§ **DATA LINES**
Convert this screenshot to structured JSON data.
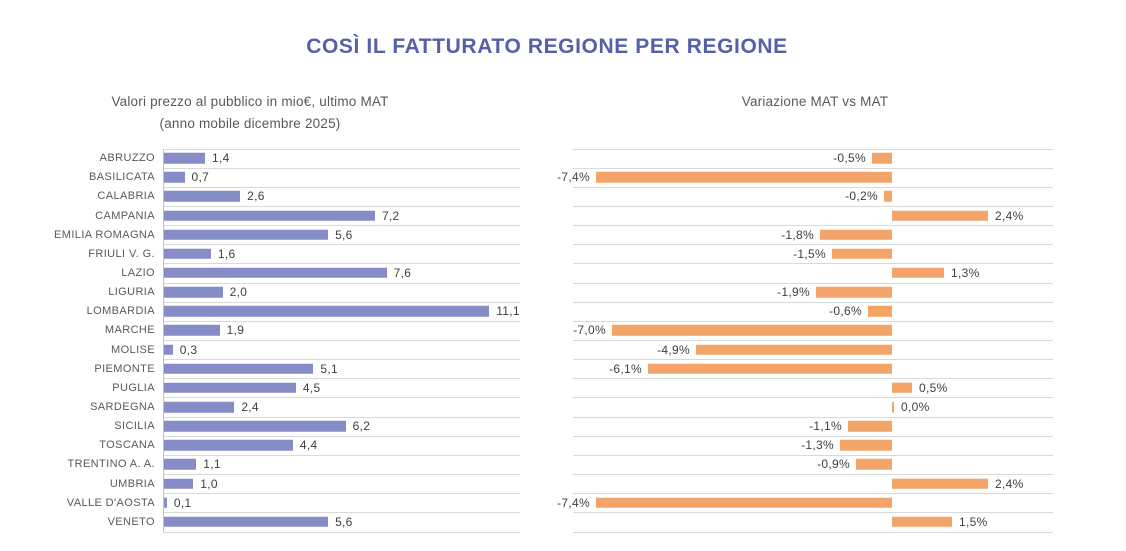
{
  "title": "COSÌ IL FATTURATO REGIONE PER REGIONE",
  "left_chart": {
    "subtitle_line1": "Valori prezzo al pubblico in mio€, ultimo MAT",
    "subtitle_line2": "(anno mobile dicembre 2025)"
  },
  "right_chart": {
    "subtitle": "Variazione MAT vs MAT"
  },
  "colors": {
    "title": "#5560aa",
    "bar_values": "#868cc6",
    "bar_variation": "#f2a469",
    "grid": "#d9d9d9",
    "category_text": "#595959",
    "value_text": "#3f3f3f"
  },
  "chart_data": [
    {
      "type": "bar",
      "orientation": "horizontal",
      "title": "Valori prezzo al pubblico in mio€, ultimo MAT (anno mobile dicembre 2025)",
      "unit": "mio€",
      "xlim": [
        0,
        12.2
      ],
      "grid": "row-separators",
      "categories": [
        "ABRUZZO",
        "BASILICATA",
        "CALABRIA",
        "CAMPANIA",
        "EMILIA ROMAGNA",
        "FRIULI V. G.",
        "LAZIO",
        "LIGURIA",
        "LOMBARDIA",
        "MARCHE",
        "MOLISE",
        "PIEMONTE",
        "PUGLIA",
        "SARDEGNA",
        "SICILIA",
        "TOSCANA",
        "TRENTINO A. A.",
        "UMBRIA",
        "VALLE D'AOSTA",
        "VENETO"
      ],
      "values": [
        1.4,
        0.7,
        2.6,
        7.2,
        5.6,
        1.6,
        7.6,
        2.0,
        11.1,
        1.9,
        0.3,
        5.1,
        4.5,
        2.4,
        6.2,
        4.4,
        1.1,
        1.0,
        0.1,
        5.6
      ],
      "labels": [
        "1,4",
        "0,7",
        "2,6",
        "7,2",
        "5,6",
        "1,6",
        "7,6",
        "2,0",
        "11,1",
        "1,9",
        "0,3",
        "5,1",
        "4,5",
        "2,4",
        "6,2",
        "4,4",
        "1,1",
        "1,0",
        "0,1",
        "5,6"
      ]
    },
    {
      "type": "bar",
      "orientation": "horizontal",
      "title": "Variazione MAT vs MAT",
      "unit": "%",
      "xlim": [
        -8,
        4
      ],
      "grid": "row-separators",
      "categories": [
        "ABRUZZO",
        "BASILICATA",
        "CALABRIA",
        "CAMPANIA",
        "EMILIA ROMAGNA",
        "FRIULI V. G.",
        "LAZIO",
        "LIGURIA",
        "LOMBARDIA",
        "MARCHE",
        "MOLISE",
        "PIEMONTE",
        "PUGLIA",
        "SARDEGNA",
        "SICILIA",
        "TOSCANA",
        "TRENTINO A. A.",
        "UMBRIA",
        "VALLE D'AOSTA",
        "VENETO"
      ],
      "values": [
        -0.5,
        -7.4,
        -0.2,
        2.4,
        -1.8,
        -1.5,
        1.3,
        -1.9,
        -0.6,
        -7.0,
        -4.9,
        -6.1,
        0.5,
        0.0,
        -1.1,
        -1.3,
        -0.9,
        2.4,
        -7.4,
        1.5
      ],
      "labels": [
        "-0,5%",
        "-7,4%",
        "-0,2%",
        "2,4%",
        "-1,8%",
        "-1,5%",
        "1,3%",
        "-1,9%",
        "-0,6%",
        "-7,0%",
        "-4,9%",
        "-6,1%",
        "0,5%",
        "0,0%",
        "-1,1%",
        "-1,3%",
        "-0,9%",
        "2,4%",
        "-7,4%",
        "1,5%"
      ]
    }
  ]
}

§ **WRITTEN PROBLEM**
State the number of lines in these entries that include the string "ultimo". Provide nothing beyond that number.

§ **ANSWER TO THE EXERCISE**
2